> _DIRECTIVE_: Your copy of the material below should match it exactly, except that it holds no pictures.

──────────

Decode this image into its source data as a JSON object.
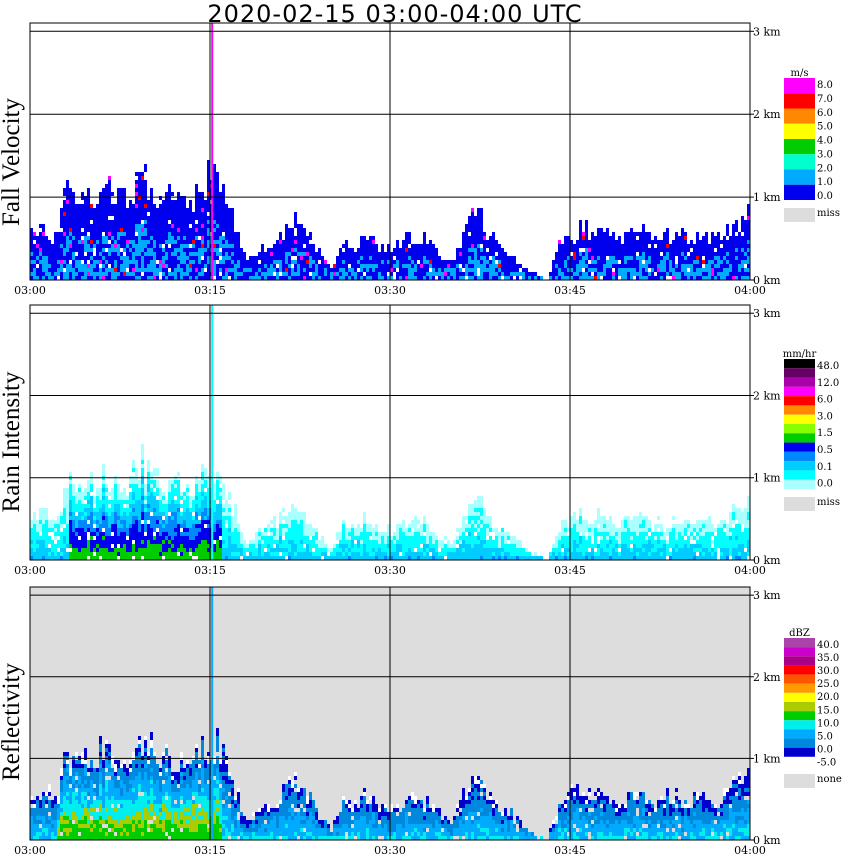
{
  "title": "2020-02-15   03:00-04:00 UTC",
  "panels": [
    {
      "id": "fall-velocity",
      "ylabel": "Fall Velocity",
      "unit": "m/s",
      "legend_colors": [
        "#ff00ff",
        "#ff0000",
        "#ff8800",
        "#ffff00",
        "#00cc00",
        "#00ffcc",
        "#00aaff",
        "#0000ee"
      ],
      "legend_labels": [
        "8.0",
        "7.0",
        "6.0",
        "5.0",
        "4.0",
        "3.0",
        "2.0",
        "1.0",
        "0.0"
      ],
      "miss_label": "miss",
      "background": "#ffffff"
    },
    {
      "id": "rain-intensity",
      "ylabel": "Rain Intensity",
      "unit": "mm/hr",
      "legend_colors": [
        "#000000",
        "#660066",
        "#aa00aa",
        "#ff00ff",
        "#ff0000",
        "#ff8800",
        "#ffff00",
        "#88ff00",
        "#00cc00",
        "#0000ee",
        "#0088ff",
        "#00ccff",
        "#00ffff",
        "#aaffff"
      ],
      "legend_labels": [
        "48.0",
        "12.0",
        "6.0",
        "3.0",
        "1.5",
        "0.5",
        "0.1",
        "0.0"
      ],
      "miss_label": "miss",
      "background": "#ffffff"
    },
    {
      "id": "reflectivity",
      "ylabel": "Reflectivity",
      "unit": "dBZ",
      "legend_colors": [
        "#aa44aa",
        "#cc00cc",
        "#aa0088",
        "#ff0000",
        "#ff5500",
        "#ff9900",
        "#ffff00",
        "#aacc00",
        "#00cc00",
        "#00eeee",
        "#00aaff",
        "#0088dd",
        "#0000cc",
        "#ffffff"
      ],
      "legend_labels": [
        "40.0",
        "35.0",
        "30.0",
        "25.0",
        "20.0",
        "15.0",
        "10.0",
        "5.0",
        "0.0",
        "-5.0"
      ],
      "miss_label": "none",
      "background": "#dddddd"
    }
  ],
  "chart_data": {
    "type": "heatmap",
    "x_ticks": [
      "03:00",
      "03:15",
      "03:30",
      "03:45",
      "04:00"
    ],
    "y_ticks": [
      "0 km",
      "1 km",
      "2 km",
      "3 km"
    ],
    "xlim": [
      "03:00",
      "04:00"
    ],
    "ylim_km": [
      0,
      3.1
    ],
    "grid": true,
    "echo_top_profile": {
      "x_minutes": [
        0,
        1,
        2,
        3,
        4,
        5,
        6,
        7,
        8,
        9,
        10,
        11,
        12,
        13,
        14,
        15,
        16,
        17,
        18,
        19,
        20,
        21,
        22,
        23,
        24,
        25,
        26,
        27,
        28,
        29,
        30,
        31,
        32,
        33,
        34,
        35,
        36,
        37,
        38,
        39,
        40,
        41,
        42,
        43,
        44,
        45,
        46,
        47,
        48,
        49,
        50,
        51,
        52,
        53,
        54,
        55,
        56,
        57,
        58,
        59,
        60
      ],
      "top_km": [
        0.55,
        0.6,
        0.5,
        1.05,
        0.9,
        0.95,
        1.1,
        1.0,
        0.9,
        1.3,
        1.1,
        0.95,
        1.0,
        0.95,
        1.0,
        1.25,
        1.0,
        0.6,
        0.2,
        0.35,
        0.45,
        0.55,
        0.7,
        0.55,
        0.3,
        0.1,
        0.45,
        0.4,
        0.55,
        0.4,
        0.35,
        0.45,
        0.5,
        0.45,
        0.3,
        0.2,
        0.5,
        0.9,
        0.55,
        0.4,
        0.3,
        0.15,
        0.05,
        0.0,
        0.4,
        0.55,
        0.6,
        0.55,
        0.5,
        0.45,
        0.55,
        0.6,
        0.45,
        0.5,
        0.55,
        0.45,
        0.5,
        0.45,
        0.55,
        0.7,
        0.85
      ]
    }
  }
}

──────────

> _ANSWER BELOW_:
Decode this image into its source data as a JSON object.
{
  "title": "2020-02-15   03:00-04:00 UTC",
  "panels": [
    {
      "id": "fall-velocity",
      "ylabel": "Fall Velocity",
      "unit": "m/s",
      "legend_colors": [
        "#ff00ff",
        "#ff0000",
        "#ff8800",
        "#ffff00",
        "#00cc00",
        "#00ffcc",
        "#00aaff",
        "#0000ee"
      ],
      "legend_labels": [
        "8.0",
        "7.0",
        "6.0",
        "5.0",
        "4.0",
        "3.0",
        "2.0",
        "1.0",
        "0.0"
      ],
      "miss_label": "miss",
      "background": "#ffffff"
    },
    {
      "id": "rain-intensity",
      "ylabel": "Rain Intensity",
      "unit": "mm/hr",
      "legend_colors": [
        "#000000",
        "#660066",
        "#aa00aa",
        "#ff00ff",
        "#ff0000",
        "#ff8800",
        "#ffff00",
        "#88ff00",
        "#00cc00",
        "#0000ee",
        "#0088ff",
        "#00ccff",
        "#00ffff",
        "#aaffff"
      ],
      "legend_labels": [
        "48.0",
        "12.0",
        "6.0",
        "3.0",
        "1.5",
        "0.5",
        "0.1",
        "0.0"
      ],
      "miss_label": "miss",
      "background": "#ffffff"
    },
    {
      "id": "reflectivity",
      "ylabel": "Reflectivity",
      "unit": "dBZ",
      "legend_colors": [
        "#aa44aa",
        "#cc00cc",
        "#aa0088",
        "#ff0000",
        "#ff5500",
        "#ff9900",
        "#ffff00",
        "#aacc00",
        "#00cc00",
        "#00eeee",
        "#00aaff",
        "#0088dd",
        "#0000cc",
        "#ffffff"
      ],
      "legend_labels": [
        "40.0",
        "35.0",
        "30.0",
        "25.0",
        "20.0",
        "15.0",
        "10.0",
        "5.0",
        "0.0",
        "-5.0"
      ],
      "miss_label": "none",
      "background": "#dddddd"
    }
  ],
  "chart_data": {
    "type": "heatmap",
    "x_ticks": [
      "03:00",
      "03:15",
      "03:30",
      "03:45",
      "04:00"
    ],
    "y_ticks": [
      "0 km",
      "1 km",
      "2 km",
      "3 km"
    ],
    "xlim": [
      "03:00",
      "04:00"
    ],
    "ylim_km": [
      0,
      3.1
    ],
    "grid": true,
    "echo_top_profile": {
      "x_minutes": [
        0,
        1,
        2,
        3,
        4,
        5,
        6,
        7,
        8,
        9,
        10,
        11,
        12,
        13,
        14,
        15,
        16,
        17,
        18,
        19,
        20,
        21,
        22,
        23,
        24,
        25,
        26,
        27,
        28,
        29,
        30,
        31,
        32,
        33,
        34,
        35,
        36,
        37,
        38,
        39,
        40,
        41,
        42,
        43,
        44,
        45,
        46,
        47,
        48,
        49,
        50,
        51,
        52,
        53,
        54,
        55,
        56,
        57,
        58,
        59,
        60
      ],
      "top_km": [
        0.55,
        0.6,
        0.5,
        1.05,
        0.9,
        0.95,
        1.1,
        1.0,
        0.9,
        1.3,
        1.1,
        0.95,
        1.0,
        0.95,
        1.0,
        1.25,
        1.0,
        0.6,
        0.2,
        0.35,
        0.45,
        0.55,
        0.7,
        0.55,
        0.3,
        0.1,
        0.45,
        0.4,
        0.55,
        0.4,
        0.35,
        0.45,
        0.5,
        0.45,
        0.3,
        0.2,
        0.5,
        0.9,
        0.55,
        0.4,
        0.3,
        0.15,
        0.05,
        0.0,
        0.4,
        0.55,
        0.6,
        0.55,
        0.5,
        0.45,
        0.55,
        0.6,
        0.45,
        0.5,
        0.55,
        0.45,
        0.5,
        0.45,
        0.55,
        0.7,
        0.85
      ]
    }
  }
}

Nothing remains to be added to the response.